• _YOUR INSTRUCTIONS_
Note each line where "Parachain" appears, and copy it.

• _Data entries for graphics_
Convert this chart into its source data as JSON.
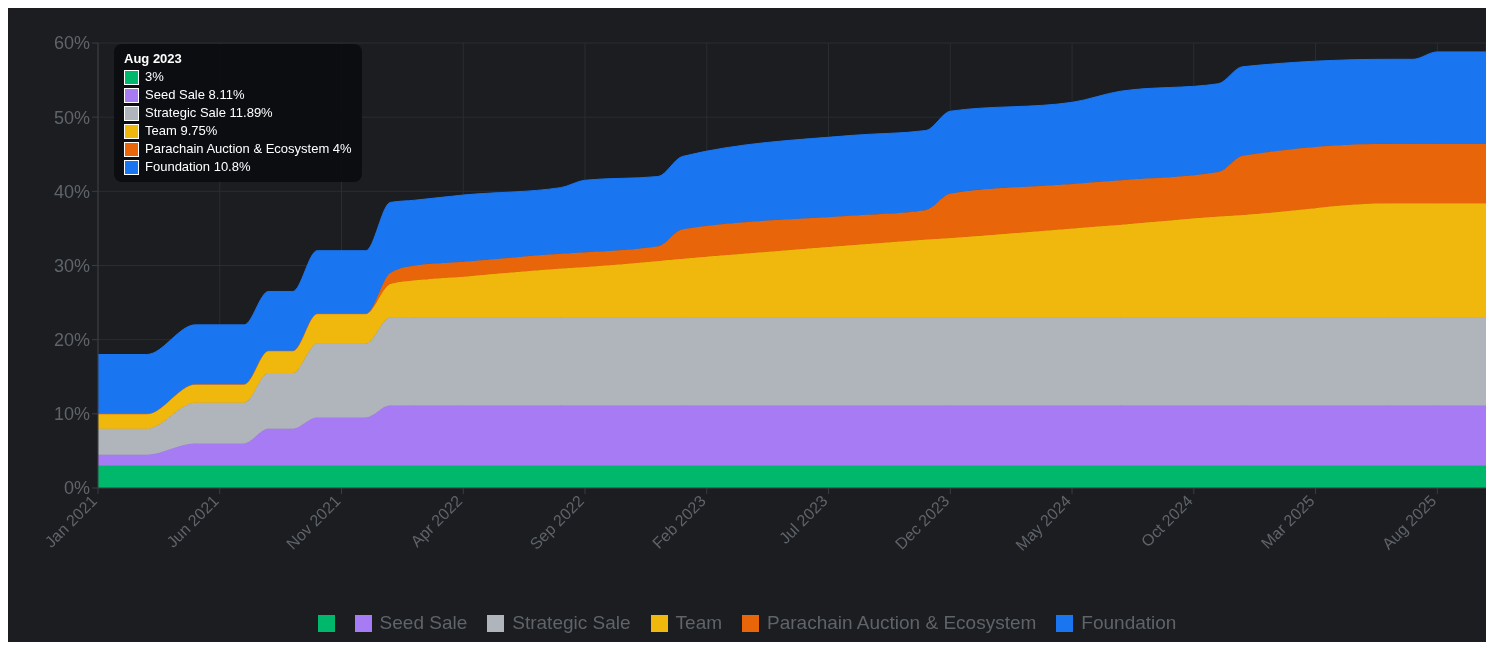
{
  "chart_data": {
    "type": "area",
    "stacked": true,
    "grid": true,
    "legend": "bottom",
    "marker": "none",
    "x": [
      "2021-01",
      "2021-03",
      "2021-05",
      "2021-07",
      "2021-08",
      "2021-09",
      "2021-10",
      "2021-12",
      "2022-01",
      "2022-02",
      "2022-04",
      "2022-08",
      "2022-09",
      "2022-12",
      "2023-01",
      "2023-08",
      "2023-11",
      "2023-12",
      "2024-05",
      "2024-07",
      "2024-11",
      "2024-12",
      "2025-06",
      "2025-07",
      "2025-08",
      "2025-10"
    ],
    "xlim": [
      "2021-01",
      "2025-10"
    ],
    "xticks": [
      {
        "value": "2021-01",
        "label": "Jan 2021"
      },
      {
        "value": "2021-06",
        "label": "Jun 2021"
      },
      {
        "value": "2021-11",
        "label": "Nov 2021"
      },
      {
        "value": "2022-04",
        "label": "Apr 2022"
      },
      {
        "value": "2022-09",
        "label": "Sep 2022"
      },
      {
        "value": "2023-02",
        "label": "Feb 2023"
      },
      {
        "value": "2023-07",
        "label": "Jul 2023"
      },
      {
        "value": "2023-12",
        "label": "Dec 2023"
      },
      {
        "value": "2024-05",
        "label": "May 2024"
      },
      {
        "value": "2024-10",
        "label": "Oct 2024"
      },
      {
        "value": "2025-03",
        "label": "Mar 2025"
      },
      {
        "value": "2025-08",
        "label": "Aug 2025"
      }
    ],
    "ylim": [
      0,
      60
    ],
    "yticks": [
      {
        "value": 0,
        "label": "0%"
      },
      {
        "value": 10,
        "label": "10%"
      },
      {
        "value": 20,
        "label": "20%"
      },
      {
        "value": 30,
        "label": "30%"
      },
      {
        "value": 40,
        "label": "40%"
      },
      {
        "value": 50,
        "label": "50%"
      },
      {
        "value": 60,
        "label": "60%"
      }
    ],
    "series": [
      {
        "color": "#00b86b",
        "values": [
          3,
          3,
          3,
          3,
          3,
          3,
          3,
          3,
          3,
          3,
          3,
          3,
          3,
          3,
          3,
          3,
          3,
          3,
          3,
          3,
          3,
          3,
          3,
          3,
          3,
          3
        ]
      },
      {
        "name": "Seed Sale",
        "color": "#a77bf3",
        "values": [
          1.5,
          1.5,
          3,
          3,
          5,
          5,
          6.5,
          6.5,
          8.11,
          8.11,
          8.11,
          8.11,
          8.11,
          8.11,
          8.11,
          8.11,
          8.11,
          8.11,
          8.11,
          8.11,
          8.11,
          8.11,
          8.11,
          8.11,
          8.11,
          8.11
        ]
      },
      {
        "name": "Strategic Sale",
        "color": "#b0b5bb",
        "values": [
          3.5,
          3.5,
          5.5,
          5.5,
          7.5,
          7.5,
          10,
          10,
          11.89,
          11.89,
          11.89,
          11.89,
          11.89,
          11.89,
          11.89,
          11.89,
          11.89,
          11.89,
          11.89,
          11.89,
          11.89,
          11.89,
          11.89,
          11.89,
          11.89,
          11.89
        ]
      },
      {
        "name": "Team",
        "color": "#f0b80c",
        "values": [
          2,
          2,
          2.5,
          2.5,
          3,
          3,
          4,
          4,
          4.5,
          5,
          5.5,
          6.6,
          6.8,
          7.6,
          7.9,
          9.75,
          10.5,
          10.7,
          12,
          12.5,
          13.6,
          13.8,
          15.4,
          15.4,
          15.4,
          15.4
        ]
      },
      {
        "name": "Parachain Auction & Ecosystem",
        "color": "#e8650a",
        "values": [
          0,
          0,
          0,
          0,
          0,
          0,
          0,
          0,
          1.5,
          2,
          2,
          2,
          2,
          2,
          4,
          4,
          4,
          6,
          6,
          6,
          6,
          8,
          8,
          8,
          8,
          8
        ]
      },
      {
        "name": "Foundation",
        "color": "#1a75f0",
        "values": [
          8,
          8,
          8,
          8,
          8,
          8,
          8.5,
          8.5,
          9.5,
          8.8,
          9,
          8.9,
          9.7,
          9.4,
          9.8,
          10.8,
          10.7,
          11.1,
          11,
          12,
          11.9,
          12,
          11.4,
          11.4,
          12.4,
          12.4
        ]
      }
    ],
    "annotations": [
      "Aug 2023",
      "3%",
      "Seed Sale 8.11%",
      "Strategic Sale 11.89%",
      "Team 9.75%",
      "Parachain Auction & Ecosystem 4%",
      "Foundation 10.8%"
    ]
  }
}
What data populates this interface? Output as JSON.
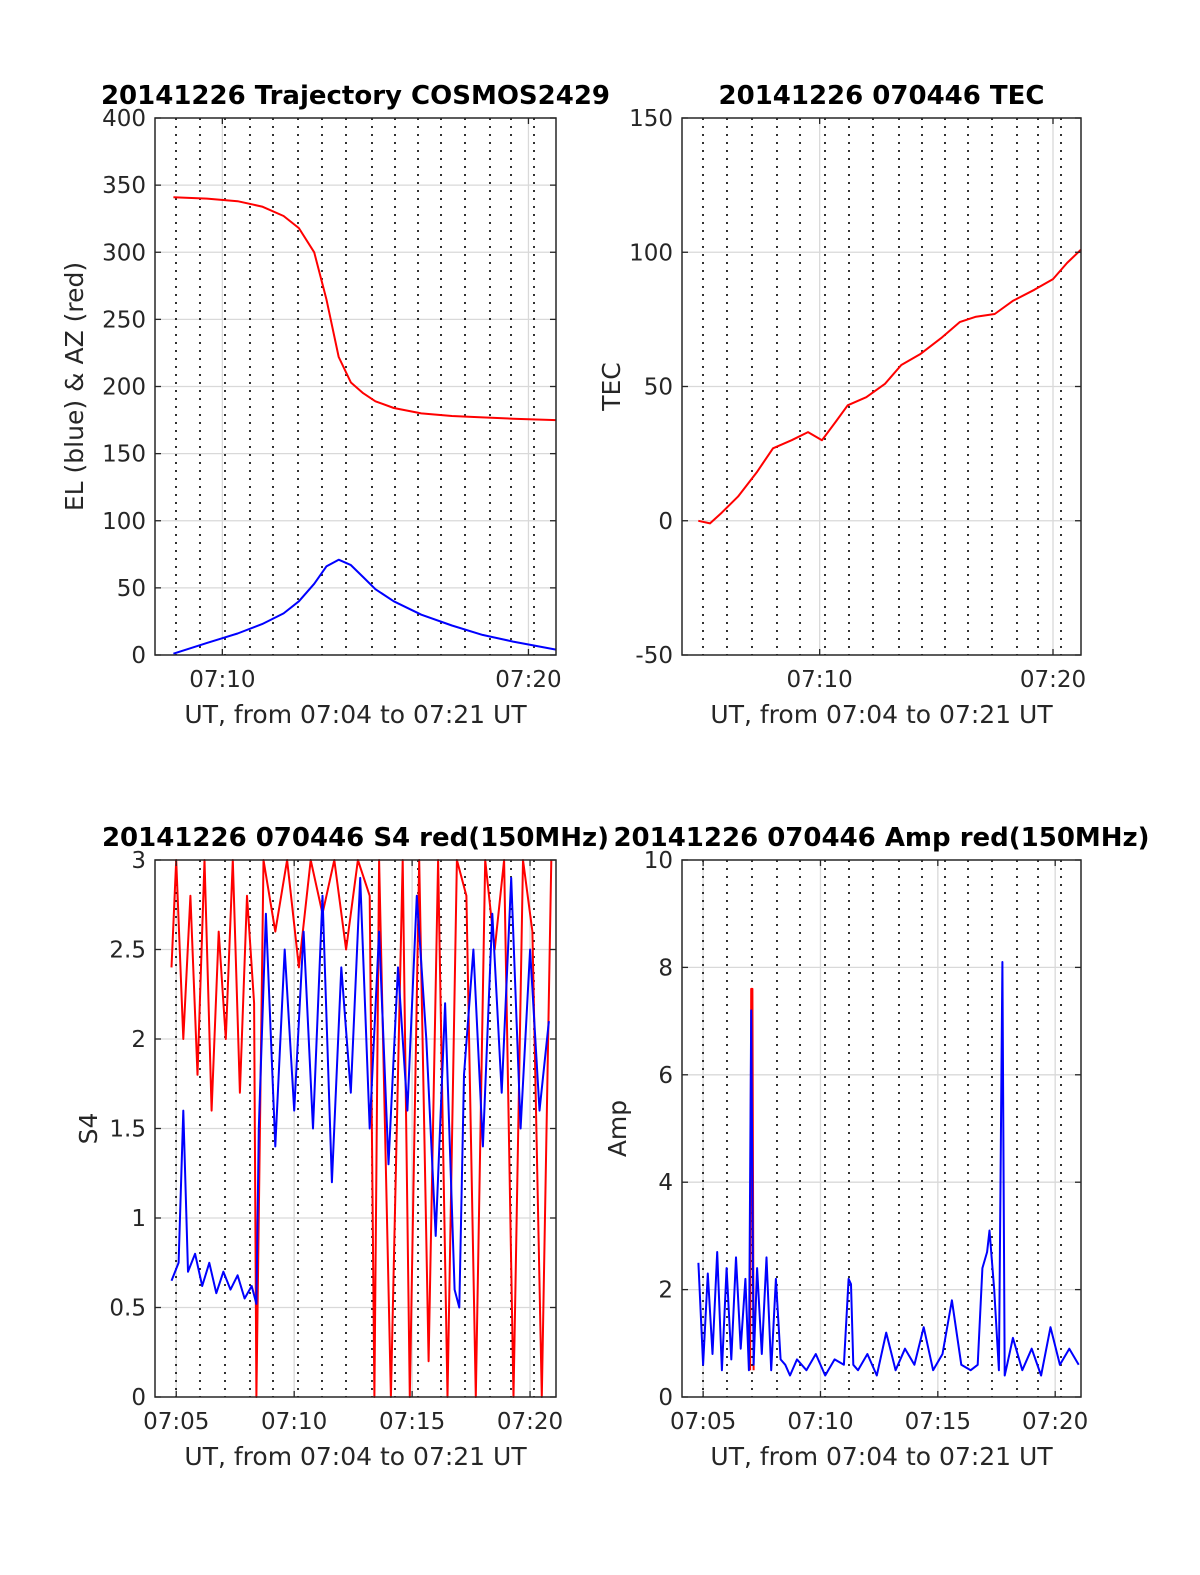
{
  "colors": {
    "red": "#ff0000",
    "blue": "#0000ff",
    "axis": "#262626",
    "grid": "#d9d9d9"
  },
  "chart_data": [
    {
      "id": "trajectory",
      "type": "line",
      "title": "20141226 Trajectory COSMOS2429",
      "xlabel": "UT, from 07:04 to 07:21 UT",
      "ylabel": "EL (blue) & AZ (red)",
      "xlim": [
        7.8,
        20.9
      ],
      "ylim": [
        0,
        400
      ],
      "yticks": [
        0,
        50,
        100,
        150,
        200,
        250,
        300,
        350,
        400
      ],
      "ytick_labels": [
        "0",
        "50",
        "100",
        "150",
        "200",
        "250",
        "300",
        "350",
        "400"
      ],
      "xticks": [
        10,
        20
      ],
      "xtick_labels": [
        "07:10",
        "07:20"
      ],
      "grid": true,
      "series": [
        {
          "color": "#ff0000",
          "x": [
            8.4,
            9.5,
            10.5,
            11.3,
            12.0,
            12.5,
            13.0,
            13.4,
            13.8,
            14.2,
            14.6,
            15.0,
            15.6,
            16.5,
            17.5,
            18.5,
            19.5,
            20.9
          ],
          "y": [
            341,
            340,
            338,
            334,
            327,
            318,
            300,
            265,
            222,
            203,
            195,
            189,
            184,
            180,
            178,
            177,
            176,
            175
          ]
        },
        {
          "color": "#0000ff",
          "x": [
            8.4,
            9.5,
            10.5,
            11.3,
            12.0,
            12.5,
            13.0,
            13.4,
            13.8,
            14.2,
            14.6,
            15.0,
            15.6,
            16.5,
            17.5,
            18.5,
            19.5,
            20.9
          ],
          "y": [
            1,
            9,
            16,
            23,
            31,
            40,
            53,
            66,
            71,
            67,
            58,
            49,
            40,
            30,
            22,
            15,
            10,
            4
          ]
        }
      ]
    },
    {
      "id": "tec",
      "type": "line",
      "title": "20141226 070446 TEC",
      "xlabel": "UT, from 07:04 to 07:21 UT",
      "ylabel": "TEC",
      "xlim": [
        4.1,
        21.2
      ],
      "ylim": [
        -50,
        150
      ],
      "yticks": [
        -50,
        0,
        50,
        100,
        150
      ],
      "ytick_labels": [
        "-50",
        "0",
        "50",
        "100",
        "150"
      ],
      "xticks": [
        10,
        20
      ],
      "xtick_labels": [
        "07:10",
        "07:20"
      ],
      "grid": true,
      "series": [
        {
          "color": "#ff0000",
          "x": [
            4.8,
            5.3,
            5.8,
            6.5,
            7.3,
            8.0,
            8.8,
            9.5,
            10.1,
            10.7,
            11.2,
            12.0,
            12.8,
            13.5,
            14.3,
            15.2,
            16.0,
            16.7,
            17.5,
            18.3,
            19.2,
            20.0,
            20.6,
            21.2
          ],
          "y": [
            0,
            -1,
            3,
            9,
            18,
            27,
            30,
            33,
            30,
            37,
            43,
            46,
            51,
            58,
            62,
            68,
            74,
            76,
            77,
            82,
            86,
            90,
            96,
            101
          ]
        }
      ]
    },
    {
      "id": "s4",
      "type": "line",
      "title": "20141226 070446 S4 red(150MHz)",
      "xlabel": "UT, from 07:04 to 07:21 UT",
      "ylabel": "S4",
      "xlim": [
        4.1,
        21.1
      ],
      "ylim": [
        0,
        3
      ],
      "yticks": [
        0,
        0.5,
        1,
        1.5,
        2,
        2.5,
        3
      ],
      "ytick_labels": [
        "0",
        "0.5",
        "1",
        "1.5",
        "2",
        "2.5",
        "3"
      ],
      "xticks": [
        5,
        10,
        15,
        20
      ],
      "xtick_labels": [
        "07:05",
        "07:10",
        "07:15",
        "07:20"
      ],
      "grid": true,
      "series": [
        {
          "color": "#ff0000",
          "x": [
            4.8,
            5.0,
            5.3,
            5.6,
            5.9,
            6.2,
            6.5,
            6.8,
            7.1,
            7.4,
            7.7,
            8.0,
            8.3,
            8.4,
            8.7,
            9.2,
            9.7,
            10.2,
            10.7,
            11.2,
            11.7,
            12.2,
            12.7,
            13.2,
            13.4,
            13.6,
            14.1,
            14.6,
            14.9,
            15.3,
            15.7,
            16.1,
            16.5,
            16.9,
            17.3,
            17.7,
            18.1,
            18.5,
            18.9,
            19.3,
            19.7,
            20.1,
            20.5,
            20.9
          ],
          "y": [
            2.4,
            3.0,
            2.0,
            2.8,
            1.8,
            3.0,
            1.6,
            2.6,
            2.0,
            3.0,
            1.7,
            2.8,
            2.2,
            0.0,
            3.0,
            2.6,
            3.0,
            2.4,
            3.0,
            2.7,
            3.0,
            2.5,
            3.0,
            2.8,
            0.0,
            3.0,
            0.0,
            3.0,
            0.0,
            3.0,
            0.2,
            3.0,
            0.0,
            3.0,
            2.8,
            0.0,
            3.0,
            2.5,
            3.0,
            0.0,
            3.0,
            2.6,
            0.0,
            3.0
          ]
        },
        {
          "color": "#0000ff",
          "x": [
            4.8,
            5.1,
            5.3,
            5.5,
            5.8,
            6.1,
            6.4,
            6.7,
            7.0,
            7.3,
            7.6,
            7.9,
            8.2,
            8.4,
            8.5,
            8.8,
            9.2,
            9.6,
            10.0,
            10.4,
            10.8,
            11.2,
            11.6,
            12.0,
            12.4,
            12.8,
            13.2,
            13.6,
            14.0,
            14.4,
            14.8,
            15.2,
            15.6,
            16.0,
            16.4,
            16.8,
            17.0,
            17.2,
            17.6,
            18.0,
            18.4,
            18.8,
            19.2,
            19.6,
            20.0,
            20.4,
            20.8
          ],
          "y": [
            0.65,
            0.75,
            1.6,
            0.7,
            0.8,
            0.62,
            0.75,
            0.58,
            0.7,
            0.6,
            0.68,
            0.55,
            0.62,
            0.52,
            1.5,
            2.7,
            1.4,
            2.5,
            1.6,
            2.6,
            1.5,
            2.8,
            1.2,
            2.4,
            1.7,
            2.9,
            1.5,
            2.6,
            1.3,
            2.4,
            1.6,
            2.8,
            2.0,
            0.9,
            2.2,
            0.6,
            0.5,
            1.8,
            2.5,
            1.4,
            2.7,
            1.7,
            2.9,
            1.5,
            2.5,
            1.6,
            2.1
          ]
        }
      ]
    },
    {
      "id": "amp",
      "type": "line",
      "title": "20141226 070446 Amp red(150MHz)",
      "xlabel": "UT, from 07:04 to 07:21 UT",
      "ylabel": "Amp",
      "xlim": [
        4.1,
        21.1
      ],
      "ylim": [
        0,
        10
      ],
      "yticks": [
        0,
        2,
        4,
        6,
        8,
        10
      ],
      "ytick_labels": [
        "0",
        "2",
        "4",
        "6",
        "8",
        "10"
      ],
      "xticks": [
        5,
        10,
        15,
        20
      ],
      "xtick_labels": [
        "07:05",
        "07:10",
        "07:15",
        "07:20"
      ],
      "grid": true,
      "series": [
        {
          "color": "#ff0000",
          "x": [
            7.0,
            7.05,
            7.1,
            7.15
          ],
          "y": [
            0.5,
            7.6,
            7.6,
            0.5
          ]
        },
        {
          "color": "#0000ff",
          "x": [
            4.8,
            5.0,
            5.2,
            5.4,
            5.6,
            5.8,
            6.0,
            6.2,
            6.4,
            6.6,
            6.8,
            6.95,
            7.05,
            7.15,
            7.3,
            7.5,
            7.7,
            7.9,
            8.1,
            8.3,
            8.5,
            8.7,
            9.0,
            9.4,
            9.8,
            10.2,
            10.6,
            11.0,
            11.2,
            11.3,
            11.4,
            11.6,
            12.0,
            12.4,
            12.8,
            13.2,
            13.6,
            14.0,
            14.4,
            14.8,
            15.2,
            15.6,
            16.0,
            16.4,
            16.7,
            16.9,
            17.1,
            17.2,
            17.4,
            17.6,
            17.75,
            17.85,
            17.95,
            18.2,
            18.6,
            19.0,
            19.4,
            19.8,
            20.2,
            20.6,
            21.0
          ],
          "y": [
            2.5,
            0.6,
            2.3,
            0.8,
            2.7,
            0.5,
            2.4,
            0.7,
            2.6,
            0.9,
            2.2,
            0.5,
            7.2,
            0.6,
            2.4,
            0.8,
            2.6,
            0.5,
            2.2,
            0.7,
            0.6,
            0.4,
            0.7,
            0.5,
            0.8,
            0.4,
            0.7,
            0.6,
            2.2,
            2.1,
            0.6,
            0.5,
            0.8,
            0.4,
            1.2,
            0.5,
            0.9,
            0.6,
            1.3,
            0.5,
            0.8,
            1.8,
            0.6,
            0.5,
            0.6,
            2.4,
            2.7,
            3.1,
            2.0,
            0.5,
            8.1,
            0.4,
            0.6,
            1.1,
            0.5,
            0.9,
            0.4,
            1.3,
            0.6,
            0.9,
            0.6
          ]
        }
      ]
    }
  ]
}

• _ANSWER TO THE PROBLEM_
        "name": "Parachain Auction & Ecosystem",
      "Parachain Auction & Ecosystem 4%",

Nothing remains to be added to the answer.